Exercise inputs -
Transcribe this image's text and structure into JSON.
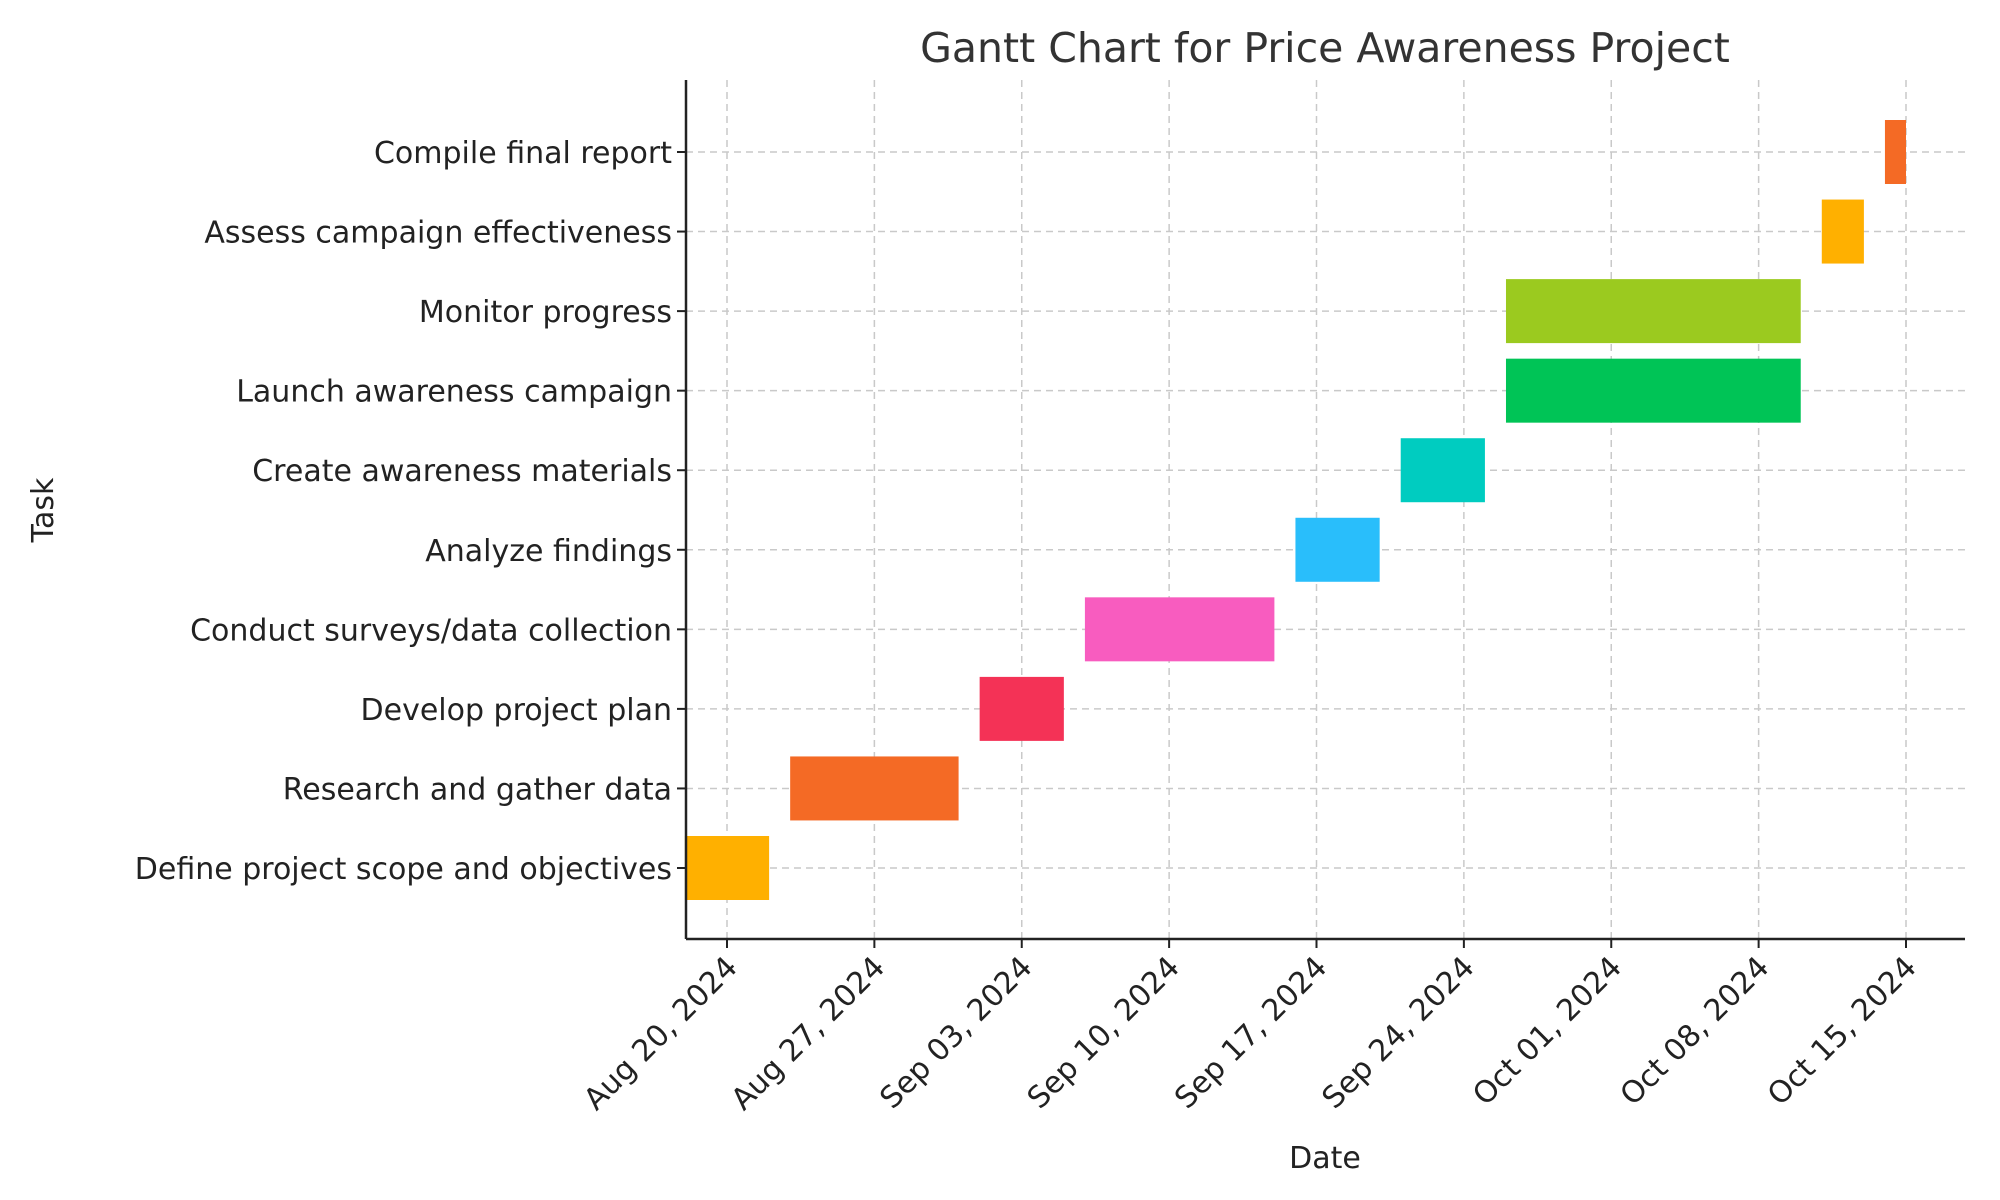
{
  "chart_data": {
    "type": "gantt",
    "title": "Gantt Chart for Price Awareness Project",
    "xlabel": "Date",
    "ylabel": "Task",
    "xlim": [
      "2024-08-17",
      "2024-10-16"
    ],
    "x_ticks": [
      {
        "date": "2024-08-20",
        "label": "Aug 20, 2024"
      },
      {
        "date": "2024-08-27",
        "label": "Aug 27, 2024"
      },
      {
        "date": "2024-09-03",
        "label": "Sep 03, 2024"
      },
      {
        "date": "2024-09-10",
        "label": "Sep 10, 2024"
      },
      {
        "date": "2024-09-17",
        "label": "Sep 17, 2024"
      },
      {
        "date": "2024-09-24",
        "label": "Sep 24, 2024"
      },
      {
        "date": "2024-10-01",
        "label": "Oct 01, 2024"
      },
      {
        "date": "2024-10-08",
        "label": "Oct 08, 2024"
      },
      {
        "date": "2024-10-15",
        "label": "Oct 15, 2024"
      }
    ],
    "grid": true,
    "tasks": [
      {
        "name": "Define project scope and objectives",
        "start": "2024-08-18",
        "end": "2024-08-22",
        "color": "#FFB000"
      },
      {
        "name": "Research and gather data",
        "start": "2024-08-23",
        "end": "2024-08-31",
        "color": "#F46A25"
      },
      {
        "name": "Develop project plan",
        "start": "2024-09-01",
        "end": "2024-09-05",
        "color": "#F43256"
      },
      {
        "name": "Conduct surveys/data collection",
        "start": "2024-09-06",
        "end": "2024-09-15",
        "color": "#F85CBF"
      },
      {
        "name": "Analyze findings",
        "start": "2024-09-16",
        "end": "2024-09-20",
        "color": "#29BEFB"
      },
      {
        "name": "Create awareness materials",
        "start": "2024-09-21",
        "end": "2024-09-25",
        "color": "#00CCC0"
      },
      {
        "name": "Launch awareness campaign",
        "start": "2024-09-26",
        "end": "2024-10-10",
        "color": "#00C456"
      },
      {
        "name": "Monitor progress",
        "start": "2024-09-26",
        "end": "2024-10-10",
        "color": "#9BCA1F"
      },
      {
        "name": "Assess campaign effectiveness",
        "start": "2024-10-11",
        "end": "2024-10-13",
        "color": "#FFB000"
      },
      {
        "name": "Compile final report",
        "start": "2024-10-14",
        "end": "2024-10-15",
        "color": "#F46A25"
      }
    ]
  }
}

Given exercise - Report how many lines in this data include the string "campaign", and nothing else.

Output for this exercise - 2